WRITTEN TASK: Every line of the material below should be repeated exactly.

===== LISTED RECORDS =====

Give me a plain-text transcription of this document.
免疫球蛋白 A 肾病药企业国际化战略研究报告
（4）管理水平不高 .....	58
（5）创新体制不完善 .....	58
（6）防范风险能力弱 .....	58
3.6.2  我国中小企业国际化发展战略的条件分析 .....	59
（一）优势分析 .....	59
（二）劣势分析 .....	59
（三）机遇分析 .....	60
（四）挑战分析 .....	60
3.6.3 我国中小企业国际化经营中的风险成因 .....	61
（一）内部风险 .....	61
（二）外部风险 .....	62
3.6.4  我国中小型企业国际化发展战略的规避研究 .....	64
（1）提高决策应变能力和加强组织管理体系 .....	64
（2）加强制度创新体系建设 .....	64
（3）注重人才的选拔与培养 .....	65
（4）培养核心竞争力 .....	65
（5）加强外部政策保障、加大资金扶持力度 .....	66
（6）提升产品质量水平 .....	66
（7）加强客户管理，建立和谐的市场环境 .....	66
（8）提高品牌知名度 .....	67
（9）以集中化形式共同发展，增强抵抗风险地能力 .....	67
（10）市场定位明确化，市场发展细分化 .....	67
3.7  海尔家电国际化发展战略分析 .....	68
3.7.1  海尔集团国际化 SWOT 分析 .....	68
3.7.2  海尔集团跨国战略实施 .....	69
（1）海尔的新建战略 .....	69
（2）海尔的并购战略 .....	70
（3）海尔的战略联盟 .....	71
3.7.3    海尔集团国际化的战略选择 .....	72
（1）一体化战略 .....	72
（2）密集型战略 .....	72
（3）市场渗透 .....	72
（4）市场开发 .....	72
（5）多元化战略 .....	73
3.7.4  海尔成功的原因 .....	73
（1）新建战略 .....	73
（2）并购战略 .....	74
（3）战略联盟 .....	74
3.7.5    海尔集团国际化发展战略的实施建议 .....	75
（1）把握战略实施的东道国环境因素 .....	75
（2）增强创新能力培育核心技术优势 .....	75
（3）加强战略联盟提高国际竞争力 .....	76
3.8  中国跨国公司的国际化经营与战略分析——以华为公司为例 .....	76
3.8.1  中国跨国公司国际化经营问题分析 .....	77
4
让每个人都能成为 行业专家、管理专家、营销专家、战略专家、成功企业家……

=====

SOLUTION FOR THIS EXERCISE:
Give me a plain-text transcription of this document.
免疫球蛋白 A 肾病药企业国际化战略研究报告
（4）管理水平不高 .....	58
（5）创新体制不完善 .....	58
（6）防范风险能力弱 .....	58
3.6.2  我国中小企业国际化发展战略的条件分析 .....	59
（一）优势分析 .....	59
（二）劣势分析 .....	59
（三）机遇分析 .....	60
（四）挑战分析 .....	60
3.6.3 我国中小企业国际化经营中的风险成因 .....	61
（一）内部风险 .....	61
（二）外部风险 .....	62
3.6.4  我国中小型企业国际化发展战略的规避研究 .....	64
（1）提高决策应变能力和加强组织管理体系 .....	64
（2）加强制度创新体系建设 .....	64
（3）注重人才的选拔与培养 .....	65
（4）培养核心竞争力 .....	65
（5）加强外部政策保障、加大资金扶持力度 .....	66
（6）提升产品质量水平 .....	66
（7）加强客户管理，建立和谐的市场环境 .....	66
（8）提高品牌知名度 .....	67
（9）以集中化形式共同发展，增强抵抗风险地能力 .....	67
（10）市场定位明确化，市场发展细分化 .....	67
3.7  海尔家电国际化发展战略分析 .....	68
3.7.1  海尔集团国际化 SWOT 分析 .....	68
3.7.2  海尔集团跨国战略实施 .....	69
（1）海尔的新建战略 .....	69
（2）海尔的并购战略 .....	70
（3）海尔的战略联盟 .....	71
3.7.3    海尔集团国际化的战略选择 .....	72
（1）一体化战略 .....	72
（2）密集型战略 .....	72
（3）市场渗透 .....	72
（4）市场开发 .....	72
（5）多元化战略 .....	73
3.7.4  海尔成功的原因 .....	73
（1）新建战略 .....	73
（2）并购战略 .....	74
（3）战略联盟 .....	74
3.7.5    海尔集团国际化发展战略的实施建议 .....	75
（1）把握战略实施的东道国环境因素 .....	75
（2）增强创新能力培育核心技术优势 .....	75
（3）加强战略联盟提高国际竞争力 .....	76
3.8  中国跨国公司的国际化经营与战略分析——以华为公司为例 .....	76
3.8.1  中国跨国公司国际化经营问题分析 .....	77
4
让每个人都能成为 行业专家、管理专家、营销专家、战略专家、成功企业家……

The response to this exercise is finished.